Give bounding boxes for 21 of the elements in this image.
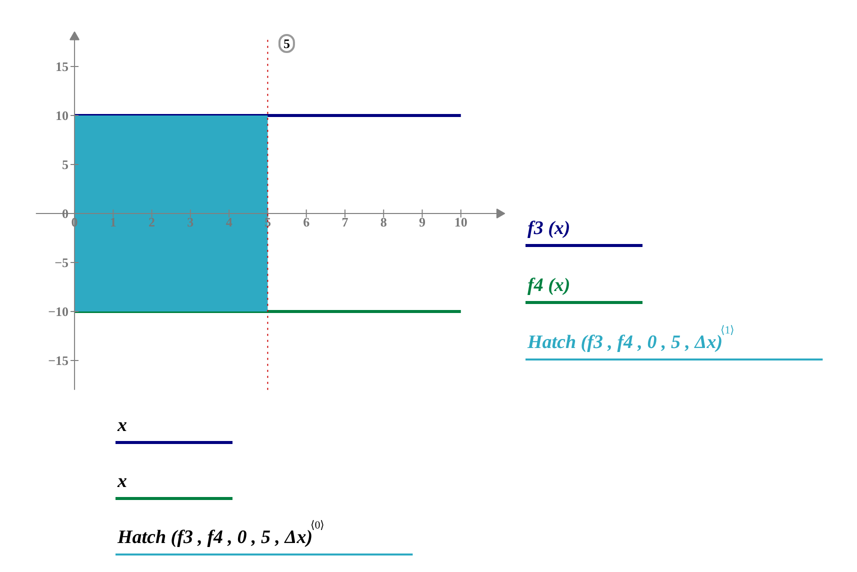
x-tick-label: 7	[342, 214, 349, 230]
x-tick-label: 6	[303, 214, 310, 230]
y-tick-label: 15	[56, 59, 70, 74]
y-tick-label: −15	[48, 353, 70, 368]
y-tick-label: −5	[54, 255, 70, 270]
x-tick-label: 4	[226, 214, 233, 230]
x-tick-label: 10	[454, 214, 468, 230]
text: f4 (x)	[528, 275, 570, 296]
x-tick-label: 3	[187, 214, 194, 230]
x-tick-label: 1	[110, 214, 116, 230]
y-tick-label: −10	[48, 304, 69, 319]
text: x	[116, 471, 128, 492]
x-tick-label: 2	[148, 214, 156, 230]
x-tick-label: 9	[418, 214, 426, 230]
y-tick-label: 10	[56, 108, 69, 123]
ref-line-label: 5	[283, 36, 290, 51]
x-tick-label: 8	[380, 214, 388, 230]
text: f3 (x)	[528, 218, 570, 239]
x-tick-label: 5	[264, 214, 272, 230]
y-tick-label: 5	[62, 157, 70, 172]
text: x	[116, 415, 128, 436]
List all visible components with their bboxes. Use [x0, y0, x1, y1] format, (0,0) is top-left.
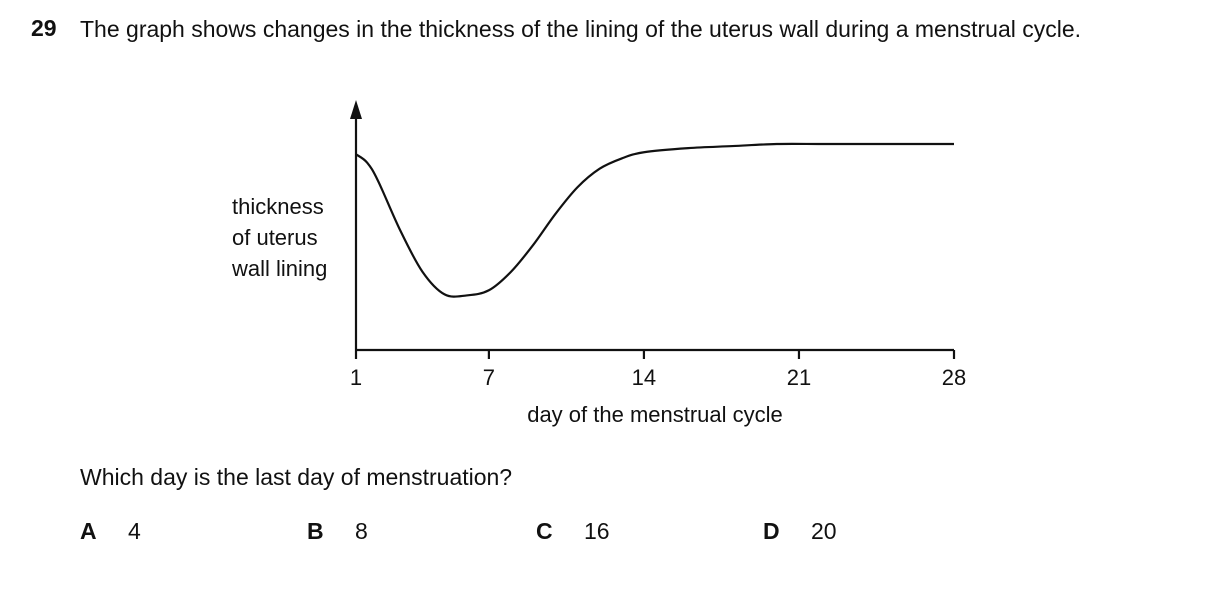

━━━━━━━━

**AIM OF THE EXERCISE:** Copy every line of the items above word for word. Leave out the pictures.

**FINAL ANSWER:**
Give bounding boxes for 21 of the elements in this image.
x-tick-label: 7	[342, 214, 349, 230]
x-tick-label: 6	[303, 214, 310, 230]
y-tick-label: 15	[56, 59, 70, 74]
y-tick-label: −15	[48, 353, 70, 368]
y-tick-label: −5	[54, 255, 70, 270]
x-tick-label: 4	[226, 214, 233, 230]
x-tick-label: 10	[454, 214, 468, 230]
text: f4 (x)	[528, 275, 570, 296]
x-tick-label: 3	[187, 214, 194, 230]
x-tick-label: 1	[110, 214, 116, 230]
y-tick-label: −10	[48, 304, 69, 319]
text: x	[116, 471, 128, 492]
x-tick-label: 2	[148, 214, 156, 230]
x-tick-label: 9	[418, 214, 426, 230]
y-tick-label: 10	[56, 108, 69, 123]
ref-line-label: 5	[283, 36, 290, 51]
x-tick-label: 8	[380, 214, 388, 230]
text: f3 (x)	[528, 218, 570, 239]
x-tick-label: 5	[264, 214, 272, 230]
y-tick-label: 5	[62, 157, 70, 172]
text: x	[116, 415, 128, 436]
List all visible components with their bboxes. Use [x0, y0, x1, y1] format, (0,0) is top-left.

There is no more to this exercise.